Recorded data
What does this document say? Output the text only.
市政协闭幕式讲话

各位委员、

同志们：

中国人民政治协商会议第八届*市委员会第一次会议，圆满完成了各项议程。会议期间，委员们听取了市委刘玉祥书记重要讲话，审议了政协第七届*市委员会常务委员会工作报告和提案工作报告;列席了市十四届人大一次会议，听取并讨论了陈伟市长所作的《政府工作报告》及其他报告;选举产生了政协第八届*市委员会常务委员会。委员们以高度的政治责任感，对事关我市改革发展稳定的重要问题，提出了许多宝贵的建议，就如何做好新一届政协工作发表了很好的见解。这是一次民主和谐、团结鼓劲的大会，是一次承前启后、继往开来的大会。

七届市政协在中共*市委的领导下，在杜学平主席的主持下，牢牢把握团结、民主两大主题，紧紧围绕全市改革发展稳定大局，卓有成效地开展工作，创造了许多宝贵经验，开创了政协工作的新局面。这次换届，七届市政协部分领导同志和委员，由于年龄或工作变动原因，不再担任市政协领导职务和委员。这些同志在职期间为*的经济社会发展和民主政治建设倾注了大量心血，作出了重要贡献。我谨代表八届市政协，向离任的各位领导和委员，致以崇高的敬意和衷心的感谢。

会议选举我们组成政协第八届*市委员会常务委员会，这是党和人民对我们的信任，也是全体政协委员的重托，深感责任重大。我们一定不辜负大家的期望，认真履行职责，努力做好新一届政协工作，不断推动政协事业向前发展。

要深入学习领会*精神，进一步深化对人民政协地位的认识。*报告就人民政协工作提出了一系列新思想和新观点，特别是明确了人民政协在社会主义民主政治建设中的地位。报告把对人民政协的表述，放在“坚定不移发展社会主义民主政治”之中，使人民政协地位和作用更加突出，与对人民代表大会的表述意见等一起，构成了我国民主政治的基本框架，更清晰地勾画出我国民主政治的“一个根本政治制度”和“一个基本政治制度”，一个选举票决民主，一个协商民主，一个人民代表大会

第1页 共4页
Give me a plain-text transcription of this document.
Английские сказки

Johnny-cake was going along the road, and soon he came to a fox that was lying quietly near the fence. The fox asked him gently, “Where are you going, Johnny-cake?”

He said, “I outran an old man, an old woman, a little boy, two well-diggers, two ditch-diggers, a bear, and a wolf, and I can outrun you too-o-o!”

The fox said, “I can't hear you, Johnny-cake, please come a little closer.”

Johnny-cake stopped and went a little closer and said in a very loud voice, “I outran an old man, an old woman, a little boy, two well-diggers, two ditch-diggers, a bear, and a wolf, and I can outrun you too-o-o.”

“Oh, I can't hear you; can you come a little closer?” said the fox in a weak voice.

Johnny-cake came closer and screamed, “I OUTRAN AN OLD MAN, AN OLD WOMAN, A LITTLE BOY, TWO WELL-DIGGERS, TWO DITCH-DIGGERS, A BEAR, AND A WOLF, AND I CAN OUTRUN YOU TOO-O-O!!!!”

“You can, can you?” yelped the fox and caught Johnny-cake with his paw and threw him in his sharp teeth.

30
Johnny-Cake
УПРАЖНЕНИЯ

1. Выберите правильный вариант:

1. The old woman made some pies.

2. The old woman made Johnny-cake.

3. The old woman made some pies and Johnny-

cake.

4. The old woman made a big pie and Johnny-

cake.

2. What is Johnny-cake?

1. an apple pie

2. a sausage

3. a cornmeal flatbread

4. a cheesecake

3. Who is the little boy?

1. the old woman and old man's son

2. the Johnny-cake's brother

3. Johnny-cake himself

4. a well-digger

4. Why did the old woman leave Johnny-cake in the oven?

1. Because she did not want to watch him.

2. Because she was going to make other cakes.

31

Your instructions -
Select and copy every line of the material that holds the string "come".

Solution for this exercise -
The fox said, “I can't hear you, Johnny-cake, please come a little closer.”
“Oh, I can't hear you; can you come a little closer?” said the fox in a weak voice.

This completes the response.